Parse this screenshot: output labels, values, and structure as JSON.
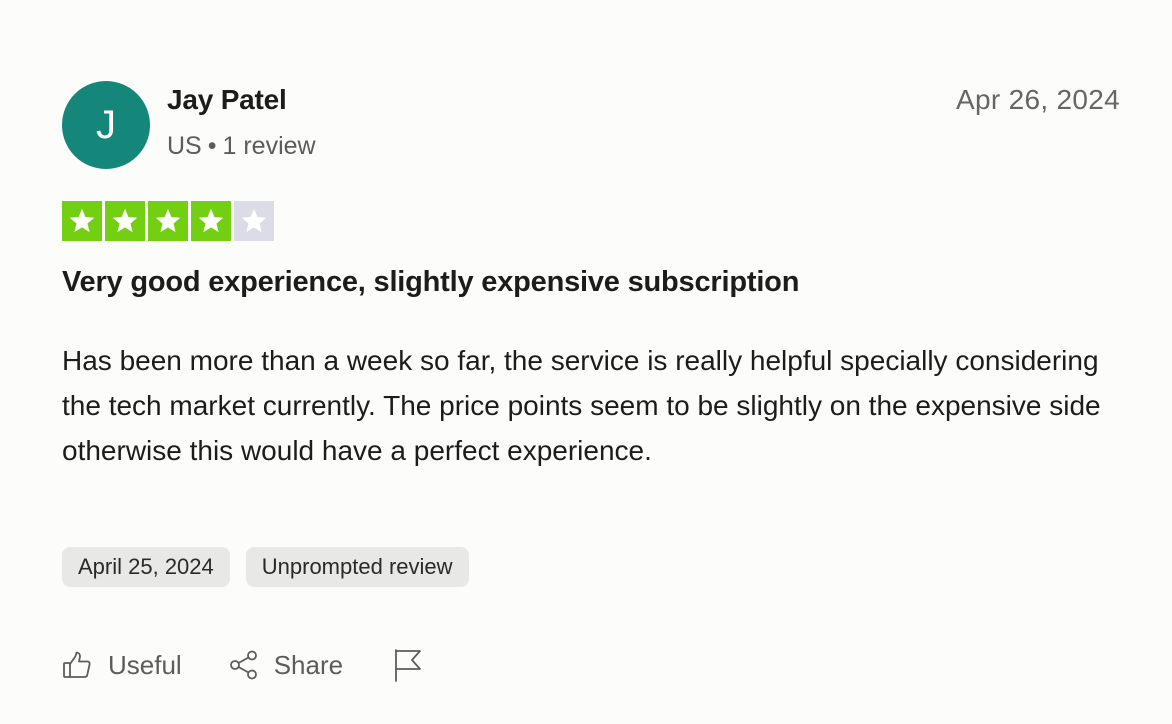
{
  "reviewer": {
    "initial": "J",
    "name": "Jay Patel",
    "country": "US",
    "separator": "•",
    "review_count": "1 review",
    "avatar_color": "#14877a"
  },
  "review": {
    "date": "Apr 26, 2024",
    "rating": 4,
    "max_rating": 5,
    "star_color": "#73cf11",
    "title": "Very good experience, slightly expensive subscription",
    "body": "Has been more than a week so far, the service is really helpful specially considering the tech market currently. The price points seem to be slightly on the expensive side otherwise this would have a perfect experience.",
    "experience_date": "April 25, 2024",
    "tag": "Unprompted review"
  },
  "actions": {
    "useful_label": "Useful",
    "share_label": "Share",
    "useful_icon": "thumbs-up-icon",
    "share_icon": "share-icon",
    "report_icon": "flag-icon"
  }
}
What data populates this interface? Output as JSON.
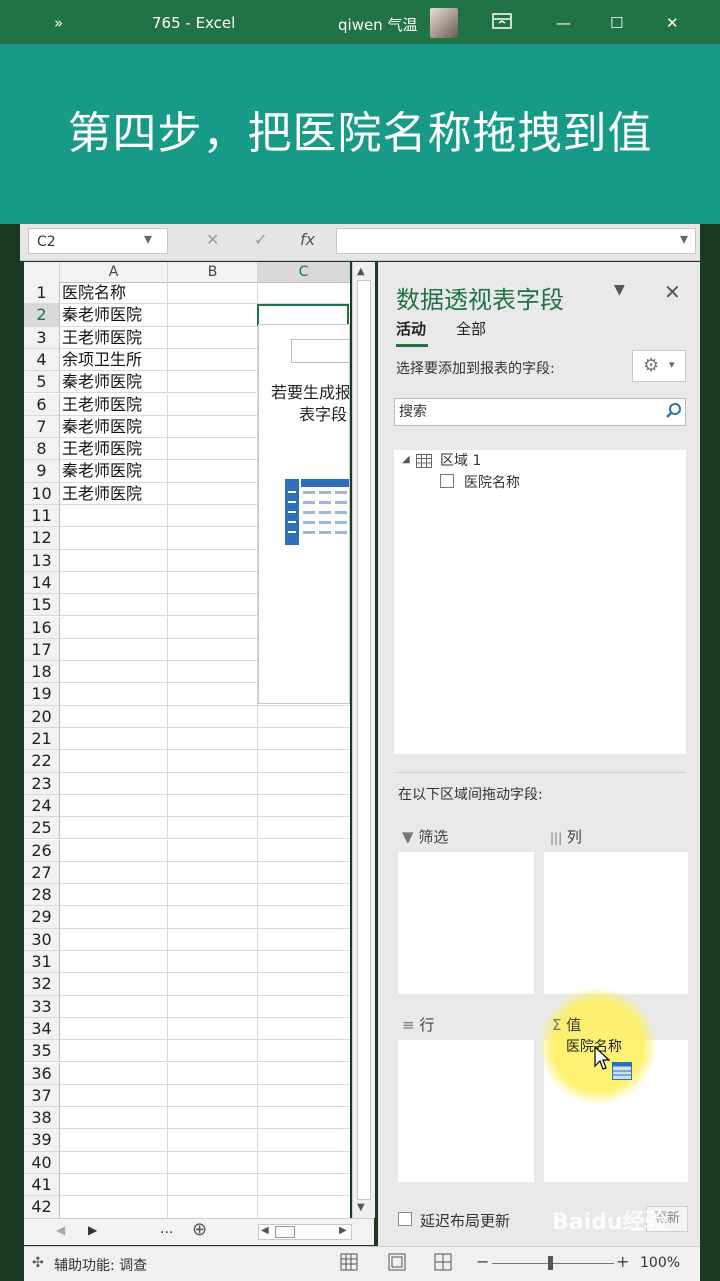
{
  "titlebar": {
    "chevron": "»",
    "title": "765  -  Excel",
    "user": "qiwen 气温",
    "ribbon_icon": "ribbon-display-icon",
    "min": "—",
    "max": "☐",
    "close": "✕"
  },
  "banner": {
    "text": "第四步，把医院名称拖拽到值"
  },
  "formula_bar": {
    "name_box": "C2",
    "cancel": "✕",
    "enter": "✓",
    "fx": "fx",
    "value": ""
  },
  "sheet": {
    "columns": [
      "A",
      "B",
      "C"
    ],
    "rows": [
      {
        "n": "1",
        "a": "医院名称"
      },
      {
        "n": "2",
        "a": "秦老师医院"
      },
      {
        "n": "3",
        "a": "王老师医院"
      },
      {
        "n": "4",
        "a": "余项卫生所"
      },
      {
        "n": "5",
        "a": "秦老师医院"
      },
      {
        "n": "6",
        "a": "王老师医院"
      },
      {
        "n": "7",
        "a": "秦老师医院"
      },
      {
        "n": "8",
        "a": "王老师医院"
      },
      {
        "n": "9",
        "a": "秦老师医院"
      },
      {
        "n": "10",
        "a": "王老师医院"
      },
      {
        "n": "11",
        "a": ""
      },
      {
        "n": "12",
        "a": ""
      },
      {
        "n": "13",
        "a": ""
      },
      {
        "n": "14",
        "a": ""
      },
      {
        "n": "15",
        "a": ""
      },
      {
        "n": "16",
        "a": ""
      },
      {
        "n": "17",
        "a": ""
      },
      {
        "n": "18",
        "a": ""
      },
      {
        "n": "19",
        "a": ""
      },
      {
        "n": "20",
        "a": ""
      },
      {
        "n": "21",
        "a": ""
      },
      {
        "n": "22",
        "a": ""
      },
      {
        "n": "23",
        "a": ""
      },
      {
        "n": "24",
        "a": ""
      },
      {
        "n": "25",
        "a": ""
      },
      {
        "n": "26",
        "a": ""
      },
      {
        "n": "27",
        "a": ""
      },
      {
        "n": "28",
        "a": ""
      },
      {
        "n": "29",
        "a": ""
      },
      {
        "n": "30",
        "a": ""
      },
      {
        "n": "31",
        "a": ""
      },
      {
        "n": "32",
        "a": ""
      },
      {
        "n": "33",
        "a": ""
      },
      {
        "n": "34",
        "a": ""
      },
      {
        "n": "35",
        "a": ""
      },
      {
        "n": "36",
        "a": ""
      },
      {
        "n": "37",
        "a": ""
      },
      {
        "n": "38",
        "a": ""
      },
      {
        "n": "39",
        "a": ""
      },
      {
        "n": "40",
        "a": ""
      },
      {
        "n": "41",
        "a": ""
      },
      {
        "n": "42",
        "a": ""
      }
    ],
    "pivot_placeholder": {
      "line1": "若要生成报",
      "line2": "表字段"
    },
    "tabs": {
      "more": "...",
      "add": "⊕"
    }
  },
  "pivot_pane": {
    "title": "数据透视表字段",
    "tabs": [
      "活动",
      "全部"
    ],
    "choose_label": "选择要添加到报表的字段:",
    "search_placeholder": "搜索",
    "field_tree": {
      "table": "区域 1",
      "fields": [
        "医院名称"
      ]
    },
    "drag_label": "在以下区域间拖动字段:",
    "zones": {
      "filter": "筛选",
      "columns": "列",
      "rows": "行",
      "values": "值"
    },
    "dragging_field": "医院名称",
    "defer_label": "延迟布局更新",
    "update_button": "更新"
  },
  "status_bar": {
    "accessibility": "辅助功能: 调查",
    "zoom": "100%",
    "zoom_minus": "−",
    "zoom_plus": "+"
  },
  "watermark": "Baidu经验",
  "colors": {
    "excel_green": "#217346",
    "banner": "#179a88",
    "highlight": "#fff26e"
  }
}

* Problem *
Determine the number of lines in the records that include the string "JSON", and respond with that number only.

* Answer to this task *
2